## Stated exercise
Rewrite these lines with every "close-icon" changed to "dismiss-icon", leaving the rest of each line as it is.

════

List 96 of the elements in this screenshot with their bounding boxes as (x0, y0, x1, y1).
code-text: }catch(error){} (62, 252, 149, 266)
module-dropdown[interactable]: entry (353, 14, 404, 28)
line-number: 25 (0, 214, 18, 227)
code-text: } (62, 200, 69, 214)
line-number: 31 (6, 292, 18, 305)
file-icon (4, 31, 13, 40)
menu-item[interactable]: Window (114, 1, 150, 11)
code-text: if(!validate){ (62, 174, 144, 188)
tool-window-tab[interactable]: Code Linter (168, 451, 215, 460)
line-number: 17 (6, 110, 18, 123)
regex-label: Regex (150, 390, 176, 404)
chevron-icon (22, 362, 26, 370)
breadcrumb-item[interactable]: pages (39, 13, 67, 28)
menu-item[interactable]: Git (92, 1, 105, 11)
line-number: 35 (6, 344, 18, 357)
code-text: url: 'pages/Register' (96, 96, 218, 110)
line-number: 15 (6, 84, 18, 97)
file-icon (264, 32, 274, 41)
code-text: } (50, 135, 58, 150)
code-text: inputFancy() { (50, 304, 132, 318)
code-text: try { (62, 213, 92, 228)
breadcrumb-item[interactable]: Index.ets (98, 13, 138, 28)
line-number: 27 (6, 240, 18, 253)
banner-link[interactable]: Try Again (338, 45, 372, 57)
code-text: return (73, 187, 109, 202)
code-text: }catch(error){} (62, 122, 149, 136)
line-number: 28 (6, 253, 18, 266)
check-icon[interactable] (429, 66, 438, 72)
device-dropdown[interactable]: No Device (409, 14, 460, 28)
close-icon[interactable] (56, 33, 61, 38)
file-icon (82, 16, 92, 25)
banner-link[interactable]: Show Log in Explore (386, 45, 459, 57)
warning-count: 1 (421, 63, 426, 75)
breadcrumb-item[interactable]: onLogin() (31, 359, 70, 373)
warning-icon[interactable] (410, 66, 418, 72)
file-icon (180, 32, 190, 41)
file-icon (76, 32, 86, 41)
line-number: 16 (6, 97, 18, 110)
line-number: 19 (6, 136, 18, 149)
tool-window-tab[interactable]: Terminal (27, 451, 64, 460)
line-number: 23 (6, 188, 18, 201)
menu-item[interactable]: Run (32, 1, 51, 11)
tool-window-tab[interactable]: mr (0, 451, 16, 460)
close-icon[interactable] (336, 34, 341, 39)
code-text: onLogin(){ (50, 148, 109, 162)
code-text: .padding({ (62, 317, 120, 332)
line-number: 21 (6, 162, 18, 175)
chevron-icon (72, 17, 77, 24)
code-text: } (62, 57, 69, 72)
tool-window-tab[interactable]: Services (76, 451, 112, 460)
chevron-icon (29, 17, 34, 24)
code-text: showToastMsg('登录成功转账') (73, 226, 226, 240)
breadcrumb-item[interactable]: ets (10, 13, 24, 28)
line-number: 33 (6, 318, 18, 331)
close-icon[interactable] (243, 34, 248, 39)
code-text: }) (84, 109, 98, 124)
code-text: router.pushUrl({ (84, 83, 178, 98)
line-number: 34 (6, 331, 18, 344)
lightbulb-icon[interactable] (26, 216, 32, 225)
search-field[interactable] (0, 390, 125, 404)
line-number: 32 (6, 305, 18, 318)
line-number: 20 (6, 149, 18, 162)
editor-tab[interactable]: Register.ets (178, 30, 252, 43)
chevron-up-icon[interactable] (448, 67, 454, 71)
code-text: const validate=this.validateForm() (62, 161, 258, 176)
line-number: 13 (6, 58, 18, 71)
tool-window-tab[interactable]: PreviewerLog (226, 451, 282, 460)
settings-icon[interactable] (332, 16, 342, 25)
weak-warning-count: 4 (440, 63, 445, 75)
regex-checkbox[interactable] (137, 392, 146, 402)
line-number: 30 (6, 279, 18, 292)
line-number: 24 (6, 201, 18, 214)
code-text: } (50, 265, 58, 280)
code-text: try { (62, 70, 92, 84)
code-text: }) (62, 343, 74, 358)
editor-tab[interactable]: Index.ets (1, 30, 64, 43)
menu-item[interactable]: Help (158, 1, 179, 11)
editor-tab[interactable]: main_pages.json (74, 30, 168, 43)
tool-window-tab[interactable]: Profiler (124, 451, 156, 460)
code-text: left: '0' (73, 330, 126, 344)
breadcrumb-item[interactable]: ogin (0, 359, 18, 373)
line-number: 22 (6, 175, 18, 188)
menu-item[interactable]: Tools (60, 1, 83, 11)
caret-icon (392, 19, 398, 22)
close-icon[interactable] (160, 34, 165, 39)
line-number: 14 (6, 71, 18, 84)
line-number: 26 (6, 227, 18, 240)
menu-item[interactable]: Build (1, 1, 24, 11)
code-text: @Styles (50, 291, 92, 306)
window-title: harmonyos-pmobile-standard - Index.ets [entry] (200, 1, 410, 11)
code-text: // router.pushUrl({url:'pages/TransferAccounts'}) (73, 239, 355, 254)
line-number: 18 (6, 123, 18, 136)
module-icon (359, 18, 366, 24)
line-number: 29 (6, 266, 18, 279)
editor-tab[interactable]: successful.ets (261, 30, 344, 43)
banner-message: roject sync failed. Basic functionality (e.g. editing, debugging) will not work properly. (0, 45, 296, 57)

════

## The reply
List 96 of the elements in this screenshot with their bounding boxes as (x0, y0, x1, y1).
code-text: }catch(error){} (62, 252, 149, 266)
module-dropdown[interactable]: entry (353, 14, 404, 28)
line-number: 25 (0, 214, 18, 227)
code-text: } (62, 200, 69, 214)
line-number: 31 (6, 292, 18, 305)
file-icon (4, 31, 13, 40)
menu-item[interactable]: Window (114, 1, 150, 11)
code-text: if(!validate){ (62, 174, 144, 188)
tool-window-tab[interactable]: Code Linter (168, 451, 215, 460)
line-number: 17 (6, 110, 18, 123)
regex-label: Regex (150, 390, 176, 404)
chevron-icon (22, 362, 26, 370)
breadcrumb-item[interactable]: pages (39, 13, 67, 28)
menu-item[interactable]: Git (92, 1, 105, 11)
line-number: 35 (6, 344, 18, 357)
code-text: url: 'pages/Register' (96, 96, 218, 110)
line-number: 15 (6, 84, 18, 97)
file-icon (264, 32, 274, 41)
code-text: } (50, 135, 58, 150)
code-text: inputFancy() { (50, 304, 132, 318)
code-text: try { (62, 213, 92, 228)
breadcrumb-item[interactable]: Index.ets (98, 13, 138, 28)
line-number: 27 (6, 240, 18, 253)
banner-link[interactable]: Try Again (338, 45, 372, 57)
code-text: return (73, 187, 109, 202)
code-text: }catch(error){} (62, 122, 149, 136)
line-number: 28 (6, 253, 18, 266)
check-icon[interactable] (429, 66, 438, 72)
device-dropdown[interactable]: No Device (409, 14, 460, 28)
dismiss-icon[interactable] (56, 33, 61, 38)
file-icon (82, 16, 92, 25)
banner-link[interactable]: Show Log in Explore (386, 45, 459, 57)
warning-count: 1 (421, 63, 426, 75)
breadcrumb-item[interactable]: onLogin() (31, 359, 70, 373)
warning-icon[interactable] (410, 66, 418, 72)
file-icon (180, 32, 190, 41)
file-icon (76, 32, 86, 41)
line-number: 16 (6, 97, 18, 110)
line-number: 19 (6, 136, 18, 149)
tool-window-tab[interactable]: Terminal (27, 451, 64, 460)
line-number: 23 (6, 188, 18, 201)
menu-item[interactable]: Run (32, 1, 51, 11)
tool-window-tab[interactable]: mr (0, 451, 16, 460)
dismiss-icon[interactable] (336, 34, 341, 39)
code-text: onLogin(){ (50, 148, 109, 162)
code-text: .padding({ (62, 317, 120, 332)
line-number: 21 (6, 162, 18, 175)
chevron-icon (72, 17, 77, 24)
code-text: } (62, 57, 69, 72)
tool-window-tab[interactable]: Services (76, 451, 112, 460)
chevron-icon (29, 17, 34, 24)
code-text: showToastMsg('登录成功转账') (73, 226, 226, 240)
breadcrumb-item[interactable]: ets (10, 13, 24, 28)
line-number: 33 (6, 318, 18, 331)
dismiss-icon[interactable] (243, 34, 248, 39)
code-text: }) (84, 109, 98, 124)
code-text: router.pushUrl({ (84, 83, 178, 98)
line-number: 34 (6, 331, 18, 344)
lightbulb-icon[interactable] (26, 216, 32, 225)
search-field[interactable] (0, 390, 125, 404)
line-number: 32 (6, 305, 18, 318)
line-number: 20 (6, 149, 18, 162)
editor-tab[interactable]: Register.ets (178, 30, 252, 43)
chevron-up-icon[interactable] (448, 67, 454, 71)
code-text: const validate=this.validateForm() (62, 161, 258, 176)
line-number: 13 (6, 58, 18, 71)
tool-window-tab[interactable]: PreviewerLog (226, 451, 282, 460)
settings-icon[interactable] (332, 16, 342, 25)
weak-warning-count: 4 (440, 63, 445, 75)
regex-checkbox[interactable] (137, 392, 146, 402)
line-number: 30 (6, 279, 18, 292)
line-number: 24 (6, 201, 18, 214)
code-text: } (50, 265, 58, 280)
code-text: try { (62, 70, 92, 84)
code-text: }) (62, 343, 74, 358)
editor-tab[interactable]: Index.ets (1, 30, 64, 43)
menu-item[interactable]: Help (158, 1, 179, 11)
editor-tab[interactable]: main_pages.json (74, 30, 168, 43)
tool-window-tab[interactable]: Profiler (124, 451, 156, 460)
code-text: left: '0' (73, 330, 126, 344)
breadcrumb-item[interactable]: ogin (0, 359, 18, 373)
line-number: 22 (6, 175, 18, 188)
menu-item[interactable]: Tools (60, 1, 83, 11)
caret-icon (392, 19, 398, 22)
dismiss-icon[interactable] (160, 34, 165, 39)
line-number: 14 (6, 71, 18, 84)
line-number: 26 (6, 227, 18, 240)
menu-item[interactable]: Build (1, 1, 24, 11)
code-text: @Styles (50, 291, 92, 306)
window-title: harmonyos-pmobile-standard - Index.ets [entry] (200, 1, 410, 11)
code-text: // router.pushUrl({url:'pages/TransferAccounts'}) (73, 239, 355, 254)
line-number: 18 (6, 123, 18, 136)
module-icon (359, 18, 366, 24)
line-number: 29 (6, 266, 18, 279)
editor-tab[interactable]: successful.ets (261, 30, 344, 43)
banner-message: roject sync failed. Basic functionality (e.g. editing, debugging) will not work properly. (0, 45, 296, 57)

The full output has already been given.